◆ The request
Pull out every line below holding the word "pueden".

◆ Supplied entries
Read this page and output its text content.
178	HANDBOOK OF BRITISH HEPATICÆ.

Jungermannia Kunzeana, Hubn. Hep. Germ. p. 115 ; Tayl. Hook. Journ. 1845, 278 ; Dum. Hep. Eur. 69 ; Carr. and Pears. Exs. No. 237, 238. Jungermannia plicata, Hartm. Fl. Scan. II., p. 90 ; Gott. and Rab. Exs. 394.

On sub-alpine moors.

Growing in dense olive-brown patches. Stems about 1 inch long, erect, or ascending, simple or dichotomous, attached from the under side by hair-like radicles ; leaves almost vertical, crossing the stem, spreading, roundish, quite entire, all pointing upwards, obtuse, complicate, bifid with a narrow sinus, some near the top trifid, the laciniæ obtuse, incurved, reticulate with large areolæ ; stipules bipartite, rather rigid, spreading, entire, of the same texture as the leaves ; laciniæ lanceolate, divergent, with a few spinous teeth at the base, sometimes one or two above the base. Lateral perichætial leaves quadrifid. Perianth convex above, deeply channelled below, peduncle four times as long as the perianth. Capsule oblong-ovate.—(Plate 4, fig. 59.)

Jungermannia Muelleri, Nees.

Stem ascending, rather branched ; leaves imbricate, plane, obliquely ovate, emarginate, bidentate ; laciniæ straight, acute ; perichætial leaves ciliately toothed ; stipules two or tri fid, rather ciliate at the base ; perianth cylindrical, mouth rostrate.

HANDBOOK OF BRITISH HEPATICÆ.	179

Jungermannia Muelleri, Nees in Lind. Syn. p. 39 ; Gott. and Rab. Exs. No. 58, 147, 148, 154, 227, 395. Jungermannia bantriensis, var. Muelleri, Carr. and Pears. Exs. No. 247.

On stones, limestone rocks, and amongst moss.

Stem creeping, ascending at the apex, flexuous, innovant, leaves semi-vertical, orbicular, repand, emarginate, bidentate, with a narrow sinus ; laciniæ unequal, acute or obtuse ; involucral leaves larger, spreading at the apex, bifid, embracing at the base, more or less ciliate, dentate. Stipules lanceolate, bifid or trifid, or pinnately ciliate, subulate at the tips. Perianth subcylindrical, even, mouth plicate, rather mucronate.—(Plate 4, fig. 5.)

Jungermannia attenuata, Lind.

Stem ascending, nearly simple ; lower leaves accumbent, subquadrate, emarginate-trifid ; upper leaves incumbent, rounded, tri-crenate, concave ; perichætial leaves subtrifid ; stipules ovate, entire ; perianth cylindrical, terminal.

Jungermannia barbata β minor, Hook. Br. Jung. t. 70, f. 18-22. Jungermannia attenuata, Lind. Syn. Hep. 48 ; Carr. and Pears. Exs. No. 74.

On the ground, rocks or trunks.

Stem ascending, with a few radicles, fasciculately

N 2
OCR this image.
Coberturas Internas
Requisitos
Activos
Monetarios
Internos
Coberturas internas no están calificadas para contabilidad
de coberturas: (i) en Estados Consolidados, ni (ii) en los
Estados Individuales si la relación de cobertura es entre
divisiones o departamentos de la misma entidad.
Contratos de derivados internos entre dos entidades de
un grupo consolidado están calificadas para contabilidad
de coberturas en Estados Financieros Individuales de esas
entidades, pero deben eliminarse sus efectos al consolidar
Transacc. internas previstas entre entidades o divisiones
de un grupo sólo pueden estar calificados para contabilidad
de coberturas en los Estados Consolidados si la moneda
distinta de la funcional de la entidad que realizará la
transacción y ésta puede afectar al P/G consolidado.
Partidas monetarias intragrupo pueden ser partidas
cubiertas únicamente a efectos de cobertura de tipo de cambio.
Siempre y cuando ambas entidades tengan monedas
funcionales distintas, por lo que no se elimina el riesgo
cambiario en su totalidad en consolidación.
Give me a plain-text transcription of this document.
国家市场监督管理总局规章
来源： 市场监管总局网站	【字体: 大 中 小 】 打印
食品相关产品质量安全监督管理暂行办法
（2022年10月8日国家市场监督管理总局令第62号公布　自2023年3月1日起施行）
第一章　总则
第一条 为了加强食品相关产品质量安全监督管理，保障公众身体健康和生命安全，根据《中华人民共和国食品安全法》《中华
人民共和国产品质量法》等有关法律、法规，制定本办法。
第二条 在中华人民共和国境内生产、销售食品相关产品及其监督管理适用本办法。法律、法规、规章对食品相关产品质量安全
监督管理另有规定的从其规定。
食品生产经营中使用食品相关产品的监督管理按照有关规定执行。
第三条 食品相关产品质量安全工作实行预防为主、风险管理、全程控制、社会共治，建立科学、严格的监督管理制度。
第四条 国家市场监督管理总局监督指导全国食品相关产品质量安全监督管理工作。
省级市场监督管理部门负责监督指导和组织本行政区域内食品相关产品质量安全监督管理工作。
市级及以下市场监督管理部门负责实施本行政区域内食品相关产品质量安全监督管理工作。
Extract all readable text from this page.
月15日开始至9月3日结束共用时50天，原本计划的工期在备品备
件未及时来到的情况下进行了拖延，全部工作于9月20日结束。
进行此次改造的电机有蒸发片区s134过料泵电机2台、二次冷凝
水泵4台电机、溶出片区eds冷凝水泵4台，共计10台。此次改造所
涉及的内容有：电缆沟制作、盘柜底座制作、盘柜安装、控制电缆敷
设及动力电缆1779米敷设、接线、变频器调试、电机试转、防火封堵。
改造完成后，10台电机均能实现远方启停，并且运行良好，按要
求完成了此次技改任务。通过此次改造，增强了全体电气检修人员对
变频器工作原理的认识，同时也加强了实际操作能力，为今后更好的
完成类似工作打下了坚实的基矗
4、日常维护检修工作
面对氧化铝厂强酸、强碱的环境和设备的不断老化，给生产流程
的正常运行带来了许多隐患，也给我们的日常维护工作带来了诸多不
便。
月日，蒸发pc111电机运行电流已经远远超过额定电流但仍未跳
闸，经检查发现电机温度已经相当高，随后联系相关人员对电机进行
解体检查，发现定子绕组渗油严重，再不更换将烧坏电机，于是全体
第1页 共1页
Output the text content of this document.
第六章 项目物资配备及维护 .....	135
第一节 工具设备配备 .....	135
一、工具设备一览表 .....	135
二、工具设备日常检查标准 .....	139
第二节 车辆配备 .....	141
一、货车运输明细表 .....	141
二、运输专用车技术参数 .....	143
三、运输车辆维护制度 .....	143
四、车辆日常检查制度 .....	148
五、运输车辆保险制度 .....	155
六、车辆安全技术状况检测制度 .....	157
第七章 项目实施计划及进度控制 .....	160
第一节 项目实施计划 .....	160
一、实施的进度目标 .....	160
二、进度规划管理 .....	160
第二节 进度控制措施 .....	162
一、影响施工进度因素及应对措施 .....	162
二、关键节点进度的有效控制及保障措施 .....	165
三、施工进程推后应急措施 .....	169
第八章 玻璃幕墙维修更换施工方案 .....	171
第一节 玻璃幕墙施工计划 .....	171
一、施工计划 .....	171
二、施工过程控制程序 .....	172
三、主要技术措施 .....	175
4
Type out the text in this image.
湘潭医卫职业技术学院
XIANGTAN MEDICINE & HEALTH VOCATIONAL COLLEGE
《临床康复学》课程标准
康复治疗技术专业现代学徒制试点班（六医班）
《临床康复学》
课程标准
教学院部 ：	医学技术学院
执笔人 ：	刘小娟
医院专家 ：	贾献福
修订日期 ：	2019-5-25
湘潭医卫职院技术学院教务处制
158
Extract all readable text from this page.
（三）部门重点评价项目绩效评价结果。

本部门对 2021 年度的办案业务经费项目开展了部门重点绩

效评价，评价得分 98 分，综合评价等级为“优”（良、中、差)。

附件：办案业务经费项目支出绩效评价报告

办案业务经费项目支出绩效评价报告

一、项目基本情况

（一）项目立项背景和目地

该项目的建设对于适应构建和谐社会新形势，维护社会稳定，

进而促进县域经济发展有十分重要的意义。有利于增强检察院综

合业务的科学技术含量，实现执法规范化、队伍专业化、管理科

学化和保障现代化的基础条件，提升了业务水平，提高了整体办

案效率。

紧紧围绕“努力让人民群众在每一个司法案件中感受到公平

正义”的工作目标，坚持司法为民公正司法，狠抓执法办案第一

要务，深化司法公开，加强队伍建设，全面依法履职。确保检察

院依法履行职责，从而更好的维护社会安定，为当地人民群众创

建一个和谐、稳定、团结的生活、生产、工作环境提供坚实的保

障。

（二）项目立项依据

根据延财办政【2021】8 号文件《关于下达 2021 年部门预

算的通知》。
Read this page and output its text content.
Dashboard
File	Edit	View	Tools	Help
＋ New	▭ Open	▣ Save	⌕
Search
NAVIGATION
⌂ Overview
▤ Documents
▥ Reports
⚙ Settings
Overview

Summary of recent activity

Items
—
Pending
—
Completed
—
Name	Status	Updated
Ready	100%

◆ Task result
de un grupo sólo pueden estar calificados para contabilidad
Partidas monetarias intragrupo pueden ser partidas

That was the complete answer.